• **INPUT MATERIAL**:
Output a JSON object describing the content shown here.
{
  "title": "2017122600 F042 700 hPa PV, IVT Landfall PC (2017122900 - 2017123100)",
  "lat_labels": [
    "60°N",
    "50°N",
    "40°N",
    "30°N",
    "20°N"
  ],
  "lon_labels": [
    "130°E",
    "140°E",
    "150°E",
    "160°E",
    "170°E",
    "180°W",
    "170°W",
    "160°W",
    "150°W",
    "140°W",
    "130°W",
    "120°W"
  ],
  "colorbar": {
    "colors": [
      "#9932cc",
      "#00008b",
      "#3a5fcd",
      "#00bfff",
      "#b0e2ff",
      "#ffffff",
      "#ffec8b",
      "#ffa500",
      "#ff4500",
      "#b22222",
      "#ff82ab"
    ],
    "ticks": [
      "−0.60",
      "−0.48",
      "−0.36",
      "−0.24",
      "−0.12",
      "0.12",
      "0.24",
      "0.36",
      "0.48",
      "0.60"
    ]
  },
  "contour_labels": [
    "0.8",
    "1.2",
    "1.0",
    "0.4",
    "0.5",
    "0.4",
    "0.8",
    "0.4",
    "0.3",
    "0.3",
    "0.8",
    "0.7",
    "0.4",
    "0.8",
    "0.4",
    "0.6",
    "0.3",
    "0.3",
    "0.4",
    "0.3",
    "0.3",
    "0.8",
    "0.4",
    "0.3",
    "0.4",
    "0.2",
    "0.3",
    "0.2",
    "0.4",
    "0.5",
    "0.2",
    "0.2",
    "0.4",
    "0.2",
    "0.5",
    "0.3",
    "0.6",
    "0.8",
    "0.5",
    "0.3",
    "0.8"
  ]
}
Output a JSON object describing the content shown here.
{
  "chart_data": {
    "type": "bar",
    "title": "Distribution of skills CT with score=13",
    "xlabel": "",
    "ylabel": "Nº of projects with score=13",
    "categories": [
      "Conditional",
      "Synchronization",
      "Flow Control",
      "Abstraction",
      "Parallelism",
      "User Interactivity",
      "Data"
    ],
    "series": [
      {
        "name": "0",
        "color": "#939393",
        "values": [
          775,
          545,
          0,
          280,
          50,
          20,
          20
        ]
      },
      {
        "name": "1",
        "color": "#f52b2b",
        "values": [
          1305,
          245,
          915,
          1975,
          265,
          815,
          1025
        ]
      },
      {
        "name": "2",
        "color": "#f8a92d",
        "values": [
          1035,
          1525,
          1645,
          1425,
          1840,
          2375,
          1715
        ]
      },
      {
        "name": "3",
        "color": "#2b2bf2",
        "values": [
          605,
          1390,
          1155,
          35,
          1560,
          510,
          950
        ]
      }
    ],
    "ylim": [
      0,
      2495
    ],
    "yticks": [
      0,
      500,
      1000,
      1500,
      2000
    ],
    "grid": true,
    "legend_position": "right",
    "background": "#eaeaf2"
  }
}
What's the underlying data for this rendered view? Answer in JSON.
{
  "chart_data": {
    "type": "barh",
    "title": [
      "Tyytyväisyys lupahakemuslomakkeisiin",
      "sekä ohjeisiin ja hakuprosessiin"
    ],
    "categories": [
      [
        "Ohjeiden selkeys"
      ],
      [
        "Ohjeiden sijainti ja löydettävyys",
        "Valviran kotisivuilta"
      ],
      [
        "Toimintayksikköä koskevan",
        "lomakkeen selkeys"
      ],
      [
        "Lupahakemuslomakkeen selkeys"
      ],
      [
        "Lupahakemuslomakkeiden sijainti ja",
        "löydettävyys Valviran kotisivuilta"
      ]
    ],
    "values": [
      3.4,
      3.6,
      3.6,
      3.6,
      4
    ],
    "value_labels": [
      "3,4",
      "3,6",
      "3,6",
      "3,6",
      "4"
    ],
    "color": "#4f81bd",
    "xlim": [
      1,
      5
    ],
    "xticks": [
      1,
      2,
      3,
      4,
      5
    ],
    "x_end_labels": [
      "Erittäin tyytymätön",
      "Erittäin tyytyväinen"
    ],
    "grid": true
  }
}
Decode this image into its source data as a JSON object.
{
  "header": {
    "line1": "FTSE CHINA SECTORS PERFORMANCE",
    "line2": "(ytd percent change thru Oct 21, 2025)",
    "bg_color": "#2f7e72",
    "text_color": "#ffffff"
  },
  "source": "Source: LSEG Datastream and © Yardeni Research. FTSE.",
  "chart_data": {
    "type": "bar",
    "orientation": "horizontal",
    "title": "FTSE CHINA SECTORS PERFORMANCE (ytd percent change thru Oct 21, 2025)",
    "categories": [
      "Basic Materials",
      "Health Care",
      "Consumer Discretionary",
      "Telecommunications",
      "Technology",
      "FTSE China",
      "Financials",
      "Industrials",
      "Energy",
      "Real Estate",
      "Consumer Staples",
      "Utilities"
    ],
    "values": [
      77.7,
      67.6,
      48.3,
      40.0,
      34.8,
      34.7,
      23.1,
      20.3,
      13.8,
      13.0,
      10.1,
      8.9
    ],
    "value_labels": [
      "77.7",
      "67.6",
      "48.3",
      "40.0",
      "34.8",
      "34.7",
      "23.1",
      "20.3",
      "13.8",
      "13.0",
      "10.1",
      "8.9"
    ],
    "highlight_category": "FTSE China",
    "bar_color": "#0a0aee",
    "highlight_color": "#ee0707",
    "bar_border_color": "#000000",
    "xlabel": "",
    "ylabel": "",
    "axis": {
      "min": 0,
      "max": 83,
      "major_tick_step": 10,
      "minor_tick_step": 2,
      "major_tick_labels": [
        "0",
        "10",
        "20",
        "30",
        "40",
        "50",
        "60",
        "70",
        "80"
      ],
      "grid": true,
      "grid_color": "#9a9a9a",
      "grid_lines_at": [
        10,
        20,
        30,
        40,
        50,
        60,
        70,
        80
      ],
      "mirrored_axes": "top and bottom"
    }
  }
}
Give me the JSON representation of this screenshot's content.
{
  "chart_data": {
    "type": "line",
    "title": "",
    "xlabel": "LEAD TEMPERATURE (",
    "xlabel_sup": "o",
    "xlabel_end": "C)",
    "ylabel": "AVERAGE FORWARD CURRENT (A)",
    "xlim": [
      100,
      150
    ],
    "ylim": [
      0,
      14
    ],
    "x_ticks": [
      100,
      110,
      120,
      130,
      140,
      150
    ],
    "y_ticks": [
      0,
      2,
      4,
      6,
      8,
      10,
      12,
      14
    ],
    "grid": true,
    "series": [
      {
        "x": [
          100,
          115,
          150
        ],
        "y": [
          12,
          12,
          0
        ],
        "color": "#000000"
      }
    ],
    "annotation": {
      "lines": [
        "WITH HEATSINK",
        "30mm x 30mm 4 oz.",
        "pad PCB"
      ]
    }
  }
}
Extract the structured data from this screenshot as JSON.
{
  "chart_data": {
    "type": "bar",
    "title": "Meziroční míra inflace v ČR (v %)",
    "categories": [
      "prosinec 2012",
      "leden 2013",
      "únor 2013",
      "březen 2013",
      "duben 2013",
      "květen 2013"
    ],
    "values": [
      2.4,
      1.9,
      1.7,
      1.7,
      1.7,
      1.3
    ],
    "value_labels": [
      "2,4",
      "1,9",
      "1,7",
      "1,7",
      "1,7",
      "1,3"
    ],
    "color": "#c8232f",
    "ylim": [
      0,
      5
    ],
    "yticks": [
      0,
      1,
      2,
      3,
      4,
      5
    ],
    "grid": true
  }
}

• **TASK GOAL**:
Could you transcribe the records in full, exactly?

• **ANSWER TO THE EXERCISE**:
Output a JSON object describing the content shown here.
{
  "title": "2017122600 F042 700 hPa PV, IVT Landfall PC (2017122900 - 2017123100)",
  "lat_labels": [
    "60°N",
    "50°N",
    "40°N",
    "30°N",
    "20°N"
  ],
  "lon_labels": [
    "130°E",
    "140°E",
    "150°E",
    "160°E",
    "170°E",
    "180°W",
    "170°W",
    "160°W",
    "150°W",
    "140°W",
    "130°W",
    "120°W"
  ],
  "colorbar": {
    "colors": [
      "#9932cc",
      "#00008b",
      "#3a5fcd",
      "#00bfff",
      "#b0e2ff",
      "#ffffff",
      "#ffec8b",
      "#ffa500",
      "#ff4500",
      "#b22222",
      "#ff82ab"
    ],
    "ticks": [
      "−0.60",
      "−0.48",
      "−0.36",
      "−0.24",
      "−0.12",
      "0.12",
      "0.24",
      "0.36",
      "0.48",
      "0.60"
    ]
  },
  "contour_labels": [
    "0.8",
    "1.2",
    "1.0",
    "0.4",
    "0.5",
    "0.4",
    "0.8",
    "0.4",
    "0.3",
    "0.3",
    "0.8",
    "0.7",
    "0.4",
    "0.8",
    "0.4",
    "0.6",
    "0.3",
    "0.3",
    "0.4",
    "0.3",
    "0.3",
    "0.8",
    "0.4",
    "0.3",
    "0.4",
    "0.2",
    "0.3",
    "0.2",
    "0.4",
    "0.5",
    "0.2",
    "0.2",
    "0.4",
    "0.2",
    "0.5",
    "0.3",
    "0.6",
    "0.8",
    "0.5",
    "0.3",
    "0.8"
  ]
}
Output a JSON object describing the content shown here.
{
  "chart_data": {
    "type": "bar",
    "title": "Distribution of skills CT with score=13",
    "xlabel": "",
    "ylabel": "Nº of projects with score=13",
    "categories": [
      "Conditional",
      "Synchronization",
      "Flow Control",
      "Abstraction",
      "Parallelism",
      "User Interactivity",
      "Data"
    ],
    "series": [
      {
        "name": "0",
        "color": "#939393",
        "values": [
          775,
          545,
          0,
          280,
          50,
          20,
          20
        ]
      },
      {
        "name": "1",
        "color": "#f52b2b",
        "values": [
          1305,
          245,
          915,
          1975,
          265,
          815,
          1025
        ]
      },
      {
        "name": "2",
        "color": "#f8a92d",
        "values": [
          1035,
          1525,
          1645,
          1425,
          1840,
          2375,
          1715
        ]
      },
      {
        "name": "3",
        "color": "#2b2bf2",
        "values": [
          605,
          1390,
          1155,
          35,
          1560,
          510,
          950
        ]
      }
    ],
    "ylim": [
      0,
      2495
    ],
    "yticks": [
      0,
      500,
      1000,
      1500,
      2000
    ],
    "grid": true,
    "legend_position": "right",
    "background": "#eaeaf2"
  }
}
What's the underlying data for this rendered view? Answer in JSON.
{
  "chart_data": {
    "type": "barh",
    "title": [
      "Tyytyväisyys lupahakemuslomakkeisiin",
      "sekä ohjeisiin ja hakuprosessiin"
    ],
    "categories": [
      [
        "Ohjeiden selkeys"
      ],
      [
        "Ohjeiden sijainti ja löydettävyys",
        "Valviran kotisivuilta"
      ],
      [
        "Toimintayksikköä koskevan",
        "lomakkeen selkeys"
      ],
      [
        "Lupahakemuslomakkeen selkeys"
      ],
      [
        "Lupahakemuslomakkeiden sijainti ja",
        "löydettävyys Valviran kotisivuilta"
      ]
    ],
    "values": [
      3.4,
      3.6,
      3.6,
      3.6,
      4
    ],
    "value_labels": [
      "3,4",
      "3,6",
      "3,6",
      "3,6",
      "4"
    ],
    "color": "#4f81bd",
    "xlim": [
      1,
      5
    ],
    "xticks": [
      1,
      2,
      3,
      4,
      5
    ],
    "x_end_labels": [
      "Erittäin tyytymätön",
      "Erittäin tyytyväinen"
    ],
    "grid": true
  }
}
Decode this image into its source data as a JSON object.
{
  "header": {
    "line1": "FTSE CHINA SECTORS PERFORMANCE",
    "line2": "(ytd percent change thru Oct 21, 2025)",
    "bg_color": "#2f7e72",
    "text_color": "#ffffff"
  },
  "source": "Source: LSEG Datastream and © Yardeni Research. FTSE.",
  "chart_data": {
    "type": "bar",
    "orientation": "horizontal",
    "title": "FTSE CHINA SECTORS PERFORMANCE (ytd percent change thru Oct 21, 2025)",
    "categories": [
      "Basic Materials",
      "Health Care",
      "Consumer Discretionary",
      "Telecommunications",
      "Technology",
      "FTSE China",
      "Financials",
      "Industrials",
      "Energy",
      "Real Estate",
      "Consumer Staples",
      "Utilities"
    ],
    "values": [
      77.7,
      67.6,
      48.3,
      40.0,
      34.8,
      34.7,
      23.1,
      20.3,
      13.8,
      13.0,
      10.1,
      8.9
    ],
    "value_labels": [
      "77.7",
      "67.6",
      "48.3",
      "40.0",
      "34.8",
      "34.7",
      "23.1",
      "20.3",
      "13.8",
      "13.0",
      "10.1",
      "8.9"
    ],
    "highlight_category": "FTSE China",
    "bar_color": "#0a0aee",
    "highlight_color": "#ee0707",
    "bar_border_color": "#000000",
    "xlabel": "",
    "ylabel": "",
    "axis": {
      "min": 0,
      "max": 83,
      "major_tick_step": 10,
      "minor_tick_step": 2,
      "major_tick_labels": [
        "0",
        "10",
        "20",
        "30",
        "40",
        "50",
        "60",
        "70",
        "80"
      ],
      "grid": true,
      "grid_color": "#9a9a9a",
      "grid_lines_at": [
        10,
        20,
        30,
        40,
        50,
        60,
        70,
        80
      ],
      "mirrored_axes": "top and bottom"
    }
  }
}
Give me the JSON representation of this screenshot's content.
{
  "chart_data": {
    "type": "line",
    "title": "",
    "xlabel": "LEAD TEMPERATURE (",
    "xlabel_sup": "o",
    "xlabel_end": "C)",
    "ylabel": "AVERAGE FORWARD CURRENT (A)",
    "xlim": [
      100,
      150
    ],
    "ylim": [
      0,
      14
    ],
    "x_ticks": [
      100,
      110,
      120,
      130,
      140,
      150
    ],
    "y_ticks": [
      0,
      2,
      4,
      6,
      8,
      10,
      12,
      14
    ],
    "grid": true,
    "series": [
      {
        "x": [
          100,
          115,
          150
        ],
        "y": [
          12,
          12,
          0
        ],
        "color": "#000000"
      }
    ],
    "annotation": {
      "lines": [
        "WITH HEATSINK",
        "30mm x 30mm 4 oz.",
        "pad PCB"
      ]
    }
  }
}
Extract the structured data from this screenshot as JSON.
{
  "chart_data": {
    "type": "bar",
    "title": "Meziroční míra inflace v ČR (v %)",
    "categories": [
      "prosinec 2012",
      "leden 2013",
      "únor 2013",
      "březen 2013",
      "duben 2013",
      "květen 2013"
    ],
    "values": [
      2.4,
      1.9,
      1.7,
      1.7,
      1.7,
      1.3
    ],
    "value_labels": [
      "2,4",
      "1,9",
      "1,7",
      "1,7",
      "1,7",
      "1,3"
    ],
    "color": "#c8232f",
    "ylim": [
      0,
      5
    ],
    "yticks": [
      0,
      1,
      2,
      3,
      4,
      5
    ],
    "grid": true
  }
}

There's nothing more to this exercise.